start
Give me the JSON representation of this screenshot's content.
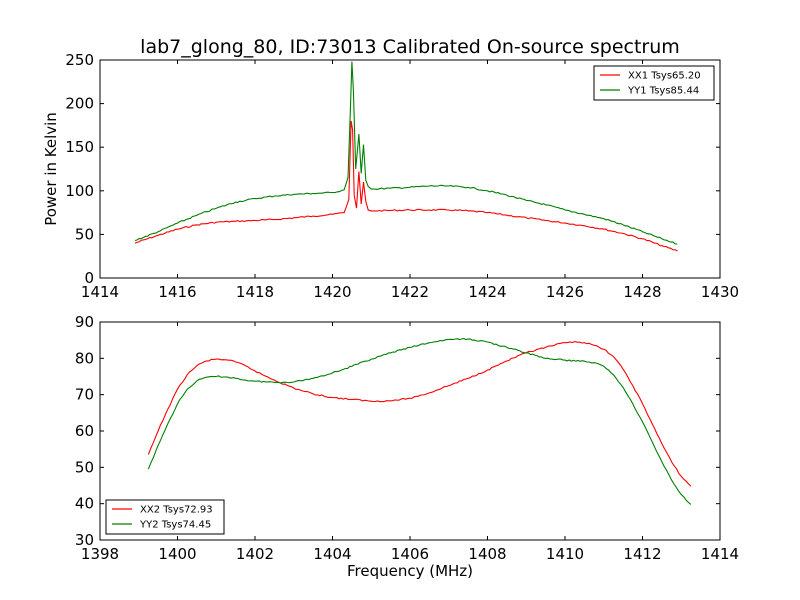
{
  "title": "lab7_glong_80, ID:73013 Calibrated On-source spectrum",
  "colors": {
    "red": "#ff0000",
    "green": "#008000"
  },
  "chart_data": [
    {
      "type": "line",
      "xlabel": "",
      "ylabel": "Power in Kelvin",
      "xlim": [
        1414,
        1430
      ],
      "ylim": [
        0,
        250
      ],
      "xticks": [
        "1414",
        "1416",
        "1418",
        "1420",
        "1422",
        "1424",
        "1426",
        "1428",
        "1430"
      ],
      "yticks": [
        "0",
        "50",
        "100",
        "150",
        "200",
        "250"
      ],
      "legend_position": "top-right",
      "series": [
        {
          "name": "XX1 Tsys65.20",
          "color": "#ff0000",
          "x": [
            1414.9,
            1415.5,
            1416.0,
            1416.5,
            1417.0,
            1417.5,
            1418.0,
            1418.5,
            1419.0,
            1419.5,
            1420.0,
            1420.3,
            1420.42,
            1420.48,
            1420.52,
            1420.56,
            1420.62,
            1420.68,
            1420.74,
            1420.8,
            1420.86,
            1420.92,
            1421.0,
            1421.1,
            1421.5,
            1422.0,
            1422.5,
            1423.0,
            1423.5,
            1424.0,
            1424.5,
            1425.0,
            1425.5,
            1426.0,
            1426.5,
            1427.0,
            1427.5,
            1428.0,
            1428.5,
            1428.9
          ],
          "y": [
            40,
            49,
            56,
            61,
            64,
            65,
            66,
            67,
            69,
            71,
            73,
            75,
            90,
            180,
            170,
            95,
            80,
            122,
            85,
            110,
            88,
            78,
            77,
            77,
            77.5,
            78,
            78,
            78,
            77,
            75,
            72,
            69,
            66,
            63,
            60,
            56,
            51,
            45,
            37,
            31
          ]
        },
        {
          "name": "YY1 Tsys85.44",
          "color": "#008000",
          "x": [
            1414.9,
            1415.5,
            1416.0,
            1416.5,
            1417.0,
            1417.5,
            1418.0,
            1418.5,
            1419.0,
            1419.5,
            1420.0,
            1420.3,
            1420.4,
            1420.46,
            1420.5,
            1420.54,
            1420.6,
            1420.68,
            1420.74,
            1420.8,
            1420.86,
            1420.92,
            1421.0,
            1421.1,
            1421.5,
            1422.0,
            1422.5,
            1423.0,
            1423.5,
            1424.0,
            1424.5,
            1425.0,
            1425.5,
            1426.0,
            1426.5,
            1427.0,
            1427.5,
            1428.0,
            1428.5,
            1428.9
          ],
          "y": [
            43,
            53,
            63,
            72,
            80,
            87,
            91,
            94,
            96,
            97,
            98,
            101,
            115,
            190,
            248,
            215,
            125,
            165,
            120,
            153,
            112,
            105,
            102,
            102,
            103,
            104,
            105.5,
            105.5,
            104,
            100,
            95,
            89,
            84,
            78,
            73,
            68,
            61,
            53,
            45,
            39
          ]
        }
      ]
    },
    {
      "type": "line",
      "xlabel": "Frequency (MHz)",
      "ylabel": "",
      "xlim": [
        1398,
        1414
      ],
      "ylim": [
        30,
        90
      ],
      "xticks": [
        "1398",
        "1400",
        "1402",
        "1404",
        "1406",
        "1408",
        "1410",
        "1412",
        "1414"
      ],
      "yticks": [
        "30",
        "40",
        "50",
        "60",
        "70",
        "80",
        "90"
      ],
      "legend_position": "bottom-left",
      "series": [
        {
          "name": "XX2 Tsys72.93",
          "color": "#ff0000",
          "x": [
            1399.25,
            1399.5,
            1399.75,
            1400.0,
            1400.25,
            1400.5,
            1400.75,
            1401.0,
            1401.25,
            1401.5,
            1401.75,
            1402.0,
            1402.5,
            1403.0,
            1403.5,
            1404.0,
            1404.5,
            1405.0,
            1405.5,
            1406.0,
            1406.5,
            1407.0,
            1407.5,
            1408.0,
            1408.5,
            1409.0,
            1409.5,
            1410.0,
            1410.25,
            1410.5,
            1410.75,
            1411.0,
            1411.25,
            1411.5,
            1411.75,
            1412.0,
            1412.25,
            1412.5,
            1412.75,
            1413.0,
            1413.25
          ],
          "y": [
            53.5,
            60,
            66,
            71.5,
            75.5,
            78,
            79.3,
            79.8,
            79.6,
            79,
            78,
            76.5,
            74,
            71.8,
            70.2,
            69.2,
            68.7,
            68.2,
            68.3,
            69,
            70.5,
            72.5,
            74.5,
            76.8,
            79.3,
            81.5,
            83,
            84.3,
            84.6,
            84.3,
            83.6,
            82.5,
            80.5,
            77,
            72.5,
            67.5,
            62,
            56.5,
            51.5,
            47.5,
            44.8
          ]
        },
        {
          "name": "YY2 Tsys74.45",
          "color": "#008000",
          "x": [
            1399.25,
            1399.5,
            1399.75,
            1400.0,
            1400.25,
            1400.5,
            1400.75,
            1401.0,
            1401.25,
            1401.5,
            1401.75,
            1402.0,
            1402.5,
            1403.0,
            1403.5,
            1404.0,
            1404.5,
            1405.0,
            1405.5,
            1406.0,
            1406.5,
            1407.0,
            1407.5,
            1408.0,
            1408.5,
            1409.0,
            1409.5,
            1410.0,
            1410.5,
            1410.75,
            1411.0,
            1411.25,
            1411.5,
            1411.75,
            1412.0,
            1412.25,
            1412.5,
            1412.75,
            1413.0,
            1413.25
          ],
          "y": [
            49.5,
            56,
            62,
            67.5,
            71.5,
            73.8,
            74.8,
            75,
            74.9,
            74.5,
            74,
            73.7,
            73.4,
            73.5,
            74.5,
            76,
            77.8,
            79.8,
            81.5,
            83,
            84.3,
            85.2,
            85.3,
            84.5,
            83,
            81.5,
            80,
            79.5,
            79.2,
            78.8,
            77.8,
            75.5,
            72,
            67.5,
            62.5,
            57,
            51.5,
            46.5,
            42.5,
            39.8
          ]
        }
      ]
    }
  ]
}
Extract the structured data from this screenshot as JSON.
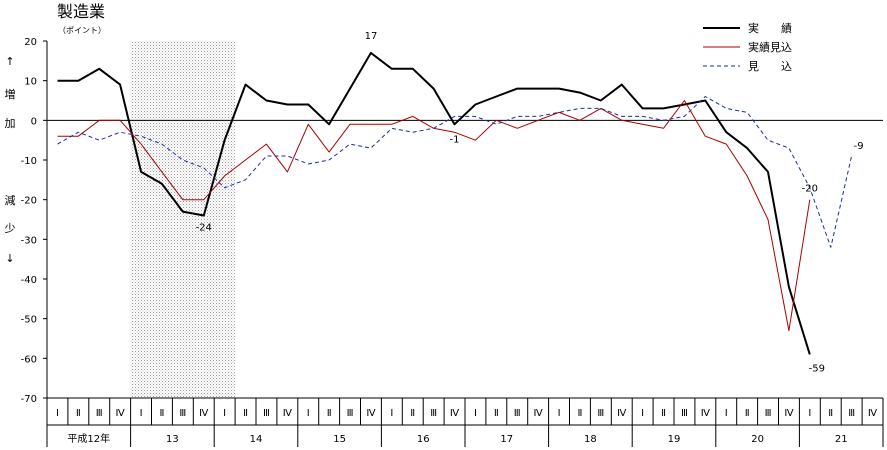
{
  "chart_data": {
    "type": "line",
    "title": "製造業",
    "unit_label": "（ポイント）",
    "y_side_labels": [
      "↑",
      "増",
      "加",
      "減",
      "少",
      "↓"
    ],
    "ylim": [
      -70,
      20
    ],
    "yticks": [
      20,
      10,
      0,
      -10,
      -20,
      -30,
      -40,
      -50,
      -60,
      -70
    ],
    "quarter_labels": [
      "Ⅰ",
      "Ⅱ",
      "Ⅲ",
      "Ⅳ"
    ],
    "quarter_count": 40,
    "x_start": "平成12年 Ⅰ",
    "years": [
      {
        "label": "平成12年",
        "start": 0,
        "quarters": 4
      },
      {
        "label": "13",
        "start": 4,
        "quarters": 4
      },
      {
        "label": "14",
        "start": 8,
        "quarters": 4
      },
      {
        "label": "15",
        "start": 12,
        "quarters": 4
      },
      {
        "label": "16",
        "start": 16,
        "quarters": 4
      },
      {
        "label": "17",
        "start": 20,
        "quarters": 4
      },
      {
        "label": "18",
        "start": 24,
        "quarters": 4
      },
      {
        "label": "19",
        "start": 28,
        "quarters": 4
      },
      {
        "label": "20",
        "start": 32,
        "quarters": 4
      },
      {
        "label": "21",
        "start": 36,
        "quarters": 4
      }
    ],
    "shaded_range": [
      "平成13年 Ⅰ",
      "平成14年 Ⅰ"
    ],
    "zero_line": true,
    "series": [
      {
        "name": "実　　績",
        "color": "#000000",
        "style": "solid-bold",
        "values": [
          10,
          10,
          13,
          9,
          -13,
          -16,
          -23,
          -24,
          -5,
          9,
          5,
          4,
          4,
          -1,
          8,
          17,
          13,
          13,
          8,
          -1,
          4,
          6,
          8,
          8,
          8,
          7,
          5,
          9,
          3,
          3,
          4,
          5,
          -3,
          -7,
          -13,
          -42,
          -59
        ]
      },
      {
        "name": "実績見込",
        "color": "#aa0000",
        "style": "solid-thin",
        "values": [
          -4,
          -4,
          0,
          0,
          -6,
          -13,
          -20,
          -20,
          -14,
          -10,
          -6,
          -13,
          -1,
          -8,
          -1,
          -1,
          -1,
          1,
          -2,
          -3,
          -5,
          0,
          -2,
          0,
          2,
          0,
          3,
          0,
          -1,
          -2,
          5,
          -4,
          -6,
          -14,
          -25,
          -53,
          -20
        ]
      },
      {
        "name": "見　　込",
        "color": "#1a2ca8",
        "style": "dashed",
        "values": [
          -6,
          -3,
          -5,
          -3,
          -4,
          -6,
          -10,
          -12,
          -17,
          -15,
          -9,
          -9,
          -11,
          -10,
          -6,
          -7,
          -2,
          -3,
          -2,
          1,
          1,
          -1,
          1,
          1,
          2,
          3,
          3,
          1,
          1,
          0,
          1,
          6,
          3,
          2,
          -5,
          -7,
          -17,
          -32,
          -9
        ]
      }
    ],
    "annotations": [
      {
        "text": "17",
        "series": "実　　績",
        "x": "平成15年 Ⅳ",
        "y": 17
      },
      {
        "text": "-24",
        "series": "実　　績",
        "x": "平成13年 Ⅳ",
        "y": -24
      },
      {
        "text": "-1",
        "series": "実　　績",
        "x": "平成16年 Ⅳ",
        "y": -1
      },
      {
        "text": "-59",
        "series": "実　　績",
        "x": "平成21年 Ⅰ",
        "y": -59
      },
      {
        "text": "-20",
        "series": "実績見込",
        "x": "平成21年 Ⅰ",
        "y": -20
      },
      {
        "text": "-9",
        "series": "見　　込",
        "x": "平成21年 Ⅲ",
        "y": -9
      }
    ],
    "legend": "top-right",
    "grid": false
  }
}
end
* **What you are asked to do**
Count every line above that holds the word "text", and state the number and nothing more.

* **Solution for this task**
6